[Start EXTRACTED ENTRIES]
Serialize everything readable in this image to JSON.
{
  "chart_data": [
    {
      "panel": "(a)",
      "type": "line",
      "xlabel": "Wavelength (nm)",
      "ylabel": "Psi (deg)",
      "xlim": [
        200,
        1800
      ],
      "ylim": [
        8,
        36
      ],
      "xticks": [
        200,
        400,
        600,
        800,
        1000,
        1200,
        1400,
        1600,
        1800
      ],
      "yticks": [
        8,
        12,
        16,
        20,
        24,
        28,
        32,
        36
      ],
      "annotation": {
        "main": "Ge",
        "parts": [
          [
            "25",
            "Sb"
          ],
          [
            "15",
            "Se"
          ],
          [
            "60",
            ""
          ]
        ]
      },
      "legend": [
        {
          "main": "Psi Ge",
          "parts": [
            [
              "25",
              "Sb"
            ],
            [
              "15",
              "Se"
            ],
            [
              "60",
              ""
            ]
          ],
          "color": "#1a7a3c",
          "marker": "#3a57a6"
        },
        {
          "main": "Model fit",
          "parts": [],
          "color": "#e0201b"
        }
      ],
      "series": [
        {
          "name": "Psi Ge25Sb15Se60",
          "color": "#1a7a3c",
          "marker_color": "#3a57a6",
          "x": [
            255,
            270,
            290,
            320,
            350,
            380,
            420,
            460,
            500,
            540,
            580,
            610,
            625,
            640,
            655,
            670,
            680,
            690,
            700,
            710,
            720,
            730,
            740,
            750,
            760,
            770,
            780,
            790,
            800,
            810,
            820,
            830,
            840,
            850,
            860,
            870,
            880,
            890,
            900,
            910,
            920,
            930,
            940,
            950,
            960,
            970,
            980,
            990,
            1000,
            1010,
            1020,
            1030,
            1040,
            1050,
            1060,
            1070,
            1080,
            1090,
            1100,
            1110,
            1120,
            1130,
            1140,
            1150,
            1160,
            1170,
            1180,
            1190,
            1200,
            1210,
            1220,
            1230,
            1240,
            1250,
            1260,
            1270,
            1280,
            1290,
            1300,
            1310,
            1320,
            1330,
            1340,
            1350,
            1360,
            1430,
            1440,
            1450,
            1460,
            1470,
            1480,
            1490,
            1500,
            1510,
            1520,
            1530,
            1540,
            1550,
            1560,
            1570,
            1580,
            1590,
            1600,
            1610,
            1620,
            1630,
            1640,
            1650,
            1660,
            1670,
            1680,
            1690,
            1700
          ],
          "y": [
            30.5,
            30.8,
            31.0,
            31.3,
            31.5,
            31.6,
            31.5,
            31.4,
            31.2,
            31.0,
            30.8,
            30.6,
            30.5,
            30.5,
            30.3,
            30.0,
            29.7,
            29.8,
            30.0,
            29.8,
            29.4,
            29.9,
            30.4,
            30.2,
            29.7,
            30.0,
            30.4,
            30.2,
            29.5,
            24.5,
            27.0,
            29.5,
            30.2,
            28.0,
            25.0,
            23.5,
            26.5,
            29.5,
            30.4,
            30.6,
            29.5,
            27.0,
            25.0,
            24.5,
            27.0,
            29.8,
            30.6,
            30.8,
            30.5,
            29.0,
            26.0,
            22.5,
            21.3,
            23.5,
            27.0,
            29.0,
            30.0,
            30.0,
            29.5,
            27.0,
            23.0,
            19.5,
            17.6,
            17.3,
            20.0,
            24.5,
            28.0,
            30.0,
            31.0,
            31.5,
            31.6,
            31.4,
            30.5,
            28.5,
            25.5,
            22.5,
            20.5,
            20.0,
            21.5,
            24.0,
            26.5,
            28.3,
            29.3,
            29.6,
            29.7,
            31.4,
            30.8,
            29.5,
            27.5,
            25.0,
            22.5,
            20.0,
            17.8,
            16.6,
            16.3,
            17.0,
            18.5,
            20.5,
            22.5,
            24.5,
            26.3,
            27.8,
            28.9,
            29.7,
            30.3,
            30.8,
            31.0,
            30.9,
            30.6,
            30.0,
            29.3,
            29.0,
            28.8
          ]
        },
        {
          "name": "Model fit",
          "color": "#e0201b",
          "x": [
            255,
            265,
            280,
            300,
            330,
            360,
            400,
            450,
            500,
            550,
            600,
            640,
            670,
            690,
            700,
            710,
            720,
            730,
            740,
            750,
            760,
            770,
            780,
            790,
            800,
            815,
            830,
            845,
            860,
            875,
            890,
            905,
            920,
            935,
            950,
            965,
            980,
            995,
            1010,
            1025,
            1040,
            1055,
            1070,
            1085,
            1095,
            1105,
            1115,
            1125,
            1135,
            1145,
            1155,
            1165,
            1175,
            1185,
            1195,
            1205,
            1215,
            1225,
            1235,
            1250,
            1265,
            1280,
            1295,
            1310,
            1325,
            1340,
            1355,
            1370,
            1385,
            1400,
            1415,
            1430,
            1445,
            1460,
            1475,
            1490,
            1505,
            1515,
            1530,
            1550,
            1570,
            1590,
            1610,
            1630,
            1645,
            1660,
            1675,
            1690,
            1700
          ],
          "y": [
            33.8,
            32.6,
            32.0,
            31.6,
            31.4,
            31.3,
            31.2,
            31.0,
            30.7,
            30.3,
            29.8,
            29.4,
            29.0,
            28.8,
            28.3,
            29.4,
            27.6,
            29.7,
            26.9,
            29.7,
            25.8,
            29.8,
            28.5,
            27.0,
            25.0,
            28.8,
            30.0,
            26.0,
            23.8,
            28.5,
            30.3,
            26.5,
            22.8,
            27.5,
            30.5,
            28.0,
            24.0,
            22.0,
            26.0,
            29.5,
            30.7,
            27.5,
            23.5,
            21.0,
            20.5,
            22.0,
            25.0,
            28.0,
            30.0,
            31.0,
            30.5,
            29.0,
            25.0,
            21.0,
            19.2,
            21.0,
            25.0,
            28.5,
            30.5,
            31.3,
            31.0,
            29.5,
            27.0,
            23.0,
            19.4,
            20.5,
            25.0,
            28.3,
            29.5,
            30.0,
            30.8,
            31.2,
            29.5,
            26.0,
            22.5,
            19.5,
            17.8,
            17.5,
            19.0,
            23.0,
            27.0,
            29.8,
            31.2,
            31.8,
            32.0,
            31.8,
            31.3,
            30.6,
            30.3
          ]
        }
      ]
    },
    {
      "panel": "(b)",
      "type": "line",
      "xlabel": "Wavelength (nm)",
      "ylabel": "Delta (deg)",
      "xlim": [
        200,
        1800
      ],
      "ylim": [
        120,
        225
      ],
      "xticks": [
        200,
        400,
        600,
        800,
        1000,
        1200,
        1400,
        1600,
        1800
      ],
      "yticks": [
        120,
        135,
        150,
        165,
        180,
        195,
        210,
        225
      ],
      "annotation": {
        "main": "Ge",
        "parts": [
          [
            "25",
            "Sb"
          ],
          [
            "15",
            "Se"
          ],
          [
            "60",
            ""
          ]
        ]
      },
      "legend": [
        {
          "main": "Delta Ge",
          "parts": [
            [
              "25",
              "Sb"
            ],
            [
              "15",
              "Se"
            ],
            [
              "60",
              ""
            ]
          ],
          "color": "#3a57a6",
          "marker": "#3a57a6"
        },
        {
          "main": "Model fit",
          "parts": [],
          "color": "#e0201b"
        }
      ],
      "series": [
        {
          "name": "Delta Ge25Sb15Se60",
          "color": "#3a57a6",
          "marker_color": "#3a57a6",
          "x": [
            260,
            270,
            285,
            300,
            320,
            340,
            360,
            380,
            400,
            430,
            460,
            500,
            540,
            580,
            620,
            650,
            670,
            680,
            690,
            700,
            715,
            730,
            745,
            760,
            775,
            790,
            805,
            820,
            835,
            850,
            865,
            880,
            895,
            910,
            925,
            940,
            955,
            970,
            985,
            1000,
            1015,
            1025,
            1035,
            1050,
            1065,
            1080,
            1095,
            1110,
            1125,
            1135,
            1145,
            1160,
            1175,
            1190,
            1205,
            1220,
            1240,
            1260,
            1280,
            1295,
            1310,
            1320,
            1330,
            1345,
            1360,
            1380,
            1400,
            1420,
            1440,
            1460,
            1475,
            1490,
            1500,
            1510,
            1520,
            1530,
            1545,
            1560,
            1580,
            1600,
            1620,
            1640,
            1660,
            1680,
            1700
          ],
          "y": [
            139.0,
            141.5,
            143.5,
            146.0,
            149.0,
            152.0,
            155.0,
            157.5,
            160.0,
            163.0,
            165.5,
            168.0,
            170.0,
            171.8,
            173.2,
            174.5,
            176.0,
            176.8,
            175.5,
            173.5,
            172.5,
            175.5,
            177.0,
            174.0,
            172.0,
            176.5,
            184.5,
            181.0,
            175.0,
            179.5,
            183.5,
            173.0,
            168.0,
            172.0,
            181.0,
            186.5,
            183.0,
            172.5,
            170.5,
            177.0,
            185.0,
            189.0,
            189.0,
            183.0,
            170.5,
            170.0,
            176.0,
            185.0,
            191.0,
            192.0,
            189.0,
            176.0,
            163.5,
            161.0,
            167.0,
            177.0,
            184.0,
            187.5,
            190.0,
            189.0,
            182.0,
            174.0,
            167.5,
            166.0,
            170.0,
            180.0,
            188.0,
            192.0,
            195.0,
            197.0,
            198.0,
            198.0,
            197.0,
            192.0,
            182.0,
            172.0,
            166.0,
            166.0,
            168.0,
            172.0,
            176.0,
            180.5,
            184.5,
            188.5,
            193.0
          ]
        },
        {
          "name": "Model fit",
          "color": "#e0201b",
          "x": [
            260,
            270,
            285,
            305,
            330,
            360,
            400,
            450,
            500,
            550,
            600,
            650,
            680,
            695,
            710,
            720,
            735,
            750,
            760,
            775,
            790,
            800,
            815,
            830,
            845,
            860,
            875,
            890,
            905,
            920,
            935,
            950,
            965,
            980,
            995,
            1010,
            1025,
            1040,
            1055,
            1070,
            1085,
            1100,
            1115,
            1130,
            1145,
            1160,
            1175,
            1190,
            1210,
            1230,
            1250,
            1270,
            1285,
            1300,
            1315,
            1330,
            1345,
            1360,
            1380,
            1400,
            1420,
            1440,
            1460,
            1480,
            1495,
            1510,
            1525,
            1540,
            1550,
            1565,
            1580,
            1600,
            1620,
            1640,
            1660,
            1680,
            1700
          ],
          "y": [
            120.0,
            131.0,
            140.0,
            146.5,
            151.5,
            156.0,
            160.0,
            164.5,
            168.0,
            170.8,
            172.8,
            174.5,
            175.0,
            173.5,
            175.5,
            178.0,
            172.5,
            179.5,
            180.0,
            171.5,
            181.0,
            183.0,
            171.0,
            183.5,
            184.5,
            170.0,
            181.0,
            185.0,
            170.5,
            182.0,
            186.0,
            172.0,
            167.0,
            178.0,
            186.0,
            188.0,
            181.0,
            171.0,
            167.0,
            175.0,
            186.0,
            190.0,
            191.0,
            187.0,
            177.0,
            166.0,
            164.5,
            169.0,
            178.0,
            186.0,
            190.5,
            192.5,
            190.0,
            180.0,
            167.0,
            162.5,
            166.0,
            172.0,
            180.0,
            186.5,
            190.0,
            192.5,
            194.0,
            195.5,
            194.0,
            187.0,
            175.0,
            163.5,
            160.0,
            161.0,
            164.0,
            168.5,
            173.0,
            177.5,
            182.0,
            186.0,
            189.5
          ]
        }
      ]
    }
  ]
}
[End EXTRACTED ENTRIES]
Only lines with the word "Delta" should be collected from the material.

* [ANSWER IN FULL]:
      "ylabel": "Delta (deg)",
          "main": "Delta Ge",
          "name": "Delta Ge25Sb15Se60",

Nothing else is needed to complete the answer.